Problems to solve:
**1.** For the Gurkha cigar review, say whether each statement agrees with it, answering yes or no and quoting the deciding words: (a) The Rook size is priced at $11.00. (b) The cigar has a closed foot. (c) The reviewer needs a touch-up half an inch in.
**2.** Please duplicate the Gurkha cigar review between "Nice start. The" and "an inch in.", inclusive.
**3.** Write the next part of the Gurkha cigar review, picking up after its last sentence.

Source document:
Wrapper: Ecuadorian Desflorado
Binder: Dominican Olor
Size: 6 x 46 Rook
Price: $10.00 ($8.00 if you shop around online)
Today we take a look at the Gurkha Château De Privé.
Factory: PDR Cigars
According to Halfwheel.com (4-4-2019):
“At the 2018 IPCPR Convention & Trade Show, Gurkha Cigar Group Inc. unveiled a new limited-edition line called the Château De Privé, heralding it as a “traditional mild and creamy smoke,” adding that it was a departure from the company’s other blends.
“While not accompanied by an elaborate backstory, the cigars did come in one of the more decorated boxes of the year, a bright, domed box encased by what could be called a metal cage or lattice design. Inside the box is a black cloth-lined interior with a badge indicating the brand attached to the inner part of the lid.
SIZES AND PRICING:
Bishop 5 x 50 $10.00
Rook 6 x 46 $10.00
King of Warriors 6.5 x 52 $11.00
An un-spectacular looking stick. The color is dirty blonde. Seams are visible. But the stick is evenly packed with the perfect amount of resistance. There is a nice pigtail on the triple cap. And a closed foot…guaranteed to act like fireworks when lit. Quite a bit of veins and areas of lumps and bumps. And, in Gurkha fashion, a big billboard of color and flash on the cigar band.
SMELL THE GLOVE:
Strong aromas of chocolate, malt, creaminess, floral notes, black pepper, sweet gingerbread, cedar, barnyard, banana, and caramel.
The cold draw presents flavors of banana cake, creaminess, chocolate, almonds, malt, cedar, and caramel.
There is a lump of tobacco at the cigar band level…so out comes my PerfecDraw draw adjustment tool to make this thing smokable. Turns out that this thing isn’t rolled all that well as I find lumps of clogging tobacco up and down the length of the cigar.
Nice start. The cigar wastes no time in exhibiting some interesting flavors of caramel, cream, a slight touch of white pepper, milk chocolate, nuts, and malt.
There is a sub layer of subtle flavors that refuse to be identified quite yet but add to the overall character.
The burn immediately begins to disappoint. I need a touch up only half an inch in.
Strength is pretty much mild but not bland. I don’t like mild strength cigars. Like smoking air. But, with fingers crossed, maybe this Gurkha will jump that hurdle and become a tasty morsel. And for $10, I expect some real pizazz.
Gurkha is notorious for their massive PR campaigns to get you to buy $3 cigars for $10…or more. They are always on special at all the online stores. And there are plenty of B&M’s that don’t even bother to carry them. They have a really bad rep. But you reap what you sow. Take a crap blend and foist it upon the smoking public as if it’s the best thing since sliced bread and you get what you deserve by becoming the joke of the cigar industry. Don’t get me wrong…Gurkha has put out some decent blends but considering the mass release approach of the company, a huge percentage of their releases are aimed at the budget conscious who don’t care about flavor and complexity.

Recorded information:
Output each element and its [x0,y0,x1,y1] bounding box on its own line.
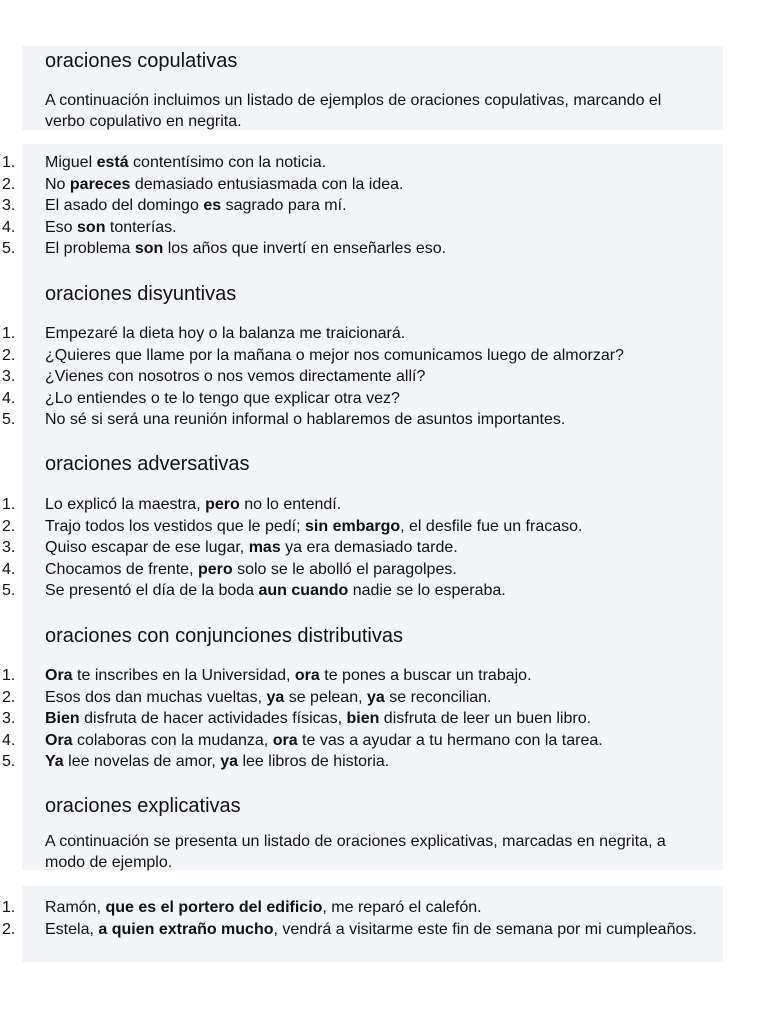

Exercise responses:
**1.**
(a) No: "Rook 6 x 46 $10.00"
(b) Yes: "And a closed foot"
(c) Yes: "I need a touch up only half an inch in."

**2.**
Nice start. The cigar wastes no time in exhibiting some interesting flavors of caramel, cream, a slight touch of white pepper, milk chocolate, nuts, and malt.
There is a sub layer of subtle flavors that refuse to be identified quite yet but add to the overall character.
The burn immediately begins to disappoint. I need a touch up only half an inch in.

**3.**
The banana is the overriding element to this blend’s flavor profile. No real complexity at hand…and transitions are minimal. A $10 stick should fly out of the starting gate with a smile on its lips and an assault of integrity. So far, this stick is just another mind fuck. So many great boutique blends make similarly priced sticks that make your head spin like Linda Blair. With the resources that Gurkha has, you’d think they could mass produce on an even keeled basis. But they are a mega company only interested in saturating the market. They could give a shit about the serious smoker.
The blend descends into $3 bundle territory. Damn. For this price, and the PR…I expected to be surprised. Gotta admit, Gurkha is a master at marketing.
Remember I said this cigar ain’t rolled so great…The ash proves it as it is flaky and never makes it past half an inch before falling into my precious naughty bits.
In the midst of a thunderstorm so it’s cool and lovely. By noon, it will be 105 with 75% humidity. Will be hotter and humid the rest of the week. But according to news reports, this is widespread. I’m enjoying open windows with a cool breeze.
Absolutely zero transitions. One trick pony. I’ve had the cigar for a couple of months so there should be some potential of greatness if it is to be…and it appears it ain’t.
A relatively quick 25 minutes.
The cigar settles down. I get it now. This is just a household mild and creamy smoke. It doesn’t test your palate. It doesn’t test your knowledge of blending. It is there…like Everest.
Except, you can buy a mild and creamy smoke for around $4.
These sticks were released in the fall of 2018 with only 300 boxes of 20 being put on the market. That was 8 months ago and yet every online store is still selling them. But only a few advertise the fancy shmancy box. So, maybe Gurkha made more than advertised and those extra cigars come in bundles. I have no idea here…I’m spit ballin’ because 8 months later, these cigars are still on the market. Word of mouth, if a great stick, would have seen them disappear in a month. The box is the allure…boy, Gurkha is smart. The box cost is reflected in $6 of the $10 cigar. At least there are no skulls on the thing. (When will it end?).
The cigar is what it is…a non-descript, fairly flavorless cigar blend. You want the fancy box? Buy the cigars.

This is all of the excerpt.